[Collected data]

***

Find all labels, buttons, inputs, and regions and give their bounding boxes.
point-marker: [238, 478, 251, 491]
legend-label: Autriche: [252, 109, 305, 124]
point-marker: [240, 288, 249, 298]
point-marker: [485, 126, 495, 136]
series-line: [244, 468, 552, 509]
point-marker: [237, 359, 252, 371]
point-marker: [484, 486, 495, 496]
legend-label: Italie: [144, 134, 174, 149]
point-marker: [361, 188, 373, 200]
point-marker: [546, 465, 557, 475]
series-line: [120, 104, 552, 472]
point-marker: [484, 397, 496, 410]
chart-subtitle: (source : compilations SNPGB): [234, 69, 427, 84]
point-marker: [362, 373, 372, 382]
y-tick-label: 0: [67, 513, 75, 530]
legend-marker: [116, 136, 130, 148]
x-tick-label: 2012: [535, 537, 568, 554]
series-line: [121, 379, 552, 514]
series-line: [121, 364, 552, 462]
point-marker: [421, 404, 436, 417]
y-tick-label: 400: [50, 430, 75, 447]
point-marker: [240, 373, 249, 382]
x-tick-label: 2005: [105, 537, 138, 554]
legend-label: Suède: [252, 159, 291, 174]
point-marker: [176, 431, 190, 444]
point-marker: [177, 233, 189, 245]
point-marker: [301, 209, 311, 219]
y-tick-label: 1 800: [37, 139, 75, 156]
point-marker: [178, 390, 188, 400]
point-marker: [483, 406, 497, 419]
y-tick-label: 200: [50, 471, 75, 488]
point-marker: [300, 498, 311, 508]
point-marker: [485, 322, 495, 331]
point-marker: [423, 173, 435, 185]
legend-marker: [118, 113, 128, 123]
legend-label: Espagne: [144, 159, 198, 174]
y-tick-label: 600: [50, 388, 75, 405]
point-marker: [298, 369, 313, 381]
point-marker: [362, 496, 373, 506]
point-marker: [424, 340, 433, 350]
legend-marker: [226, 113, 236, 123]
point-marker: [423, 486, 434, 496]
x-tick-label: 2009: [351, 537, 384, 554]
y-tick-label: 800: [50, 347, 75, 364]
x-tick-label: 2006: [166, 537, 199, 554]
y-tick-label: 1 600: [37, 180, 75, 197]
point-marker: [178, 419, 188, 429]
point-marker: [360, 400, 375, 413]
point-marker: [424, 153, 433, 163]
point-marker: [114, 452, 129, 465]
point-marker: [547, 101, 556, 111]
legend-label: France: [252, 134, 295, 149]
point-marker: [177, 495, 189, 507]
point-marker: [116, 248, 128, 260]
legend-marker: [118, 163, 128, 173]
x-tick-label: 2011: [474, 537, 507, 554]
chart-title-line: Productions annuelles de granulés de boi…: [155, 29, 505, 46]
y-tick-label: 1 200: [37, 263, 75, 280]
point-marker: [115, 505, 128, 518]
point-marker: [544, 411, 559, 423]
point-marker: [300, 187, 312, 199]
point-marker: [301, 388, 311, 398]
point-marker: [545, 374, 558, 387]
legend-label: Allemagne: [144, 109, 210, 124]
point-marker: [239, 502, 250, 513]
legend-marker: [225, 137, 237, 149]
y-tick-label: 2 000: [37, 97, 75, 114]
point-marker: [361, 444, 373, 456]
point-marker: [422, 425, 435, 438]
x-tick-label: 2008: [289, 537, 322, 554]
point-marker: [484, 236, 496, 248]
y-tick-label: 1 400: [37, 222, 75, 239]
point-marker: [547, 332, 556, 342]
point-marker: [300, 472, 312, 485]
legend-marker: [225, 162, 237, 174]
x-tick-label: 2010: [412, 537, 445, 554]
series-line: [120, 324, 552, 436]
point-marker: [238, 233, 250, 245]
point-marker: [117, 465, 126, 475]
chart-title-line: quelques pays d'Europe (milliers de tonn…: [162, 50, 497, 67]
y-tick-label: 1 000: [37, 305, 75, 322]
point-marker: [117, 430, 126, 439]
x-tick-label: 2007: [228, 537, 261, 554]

***

Could you pull out the lines word for word, starting with the first one and going on through the line that contains "point-marker: [177, 233, 189, 245]", with both ends included?

Find all labels, buttons, inputs, and regions and give their bounding boxes.
point-marker: [238, 478, 251, 491]
legend-label: Autriche: [252, 109, 305, 124]
point-marker: [240, 288, 249, 298]
point-marker: [485, 126, 495, 136]
series-line: [244, 468, 552, 509]
point-marker: [237, 359, 252, 371]
point-marker: [484, 486, 495, 496]
legend-label: Italie: [144, 134, 174, 149]
point-marker: [361, 188, 373, 200]
point-marker: [546, 465, 557, 475]
series-line: [120, 104, 552, 472]
point-marker: [484, 397, 496, 410]
chart-subtitle: (source : compilations SNPGB): [234, 69, 427, 84]
point-marker: [362, 373, 372, 382]
y-tick-label: 0: [67, 513, 75, 530]
legend-marker: [116, 136, 130, 148]
x-tick-label: 2012: [535, 537, 568, 554]
series-line: [121, 379, 552, 514]
series-line: [121, 364, 552, 462]
point-marker: [421, 404, 436, 417]
y-tick-label: 400: [50, 430, 75, 447]
point-marker: [240, 373, 249, 382]
x-tick-label: 2005: [105, 537, 138, 554]
legend-label: Suède: [252, 159, 291, 174]
point-marker: [176, 431, 190, 444]
point-marker: [177, 233, 189, 245]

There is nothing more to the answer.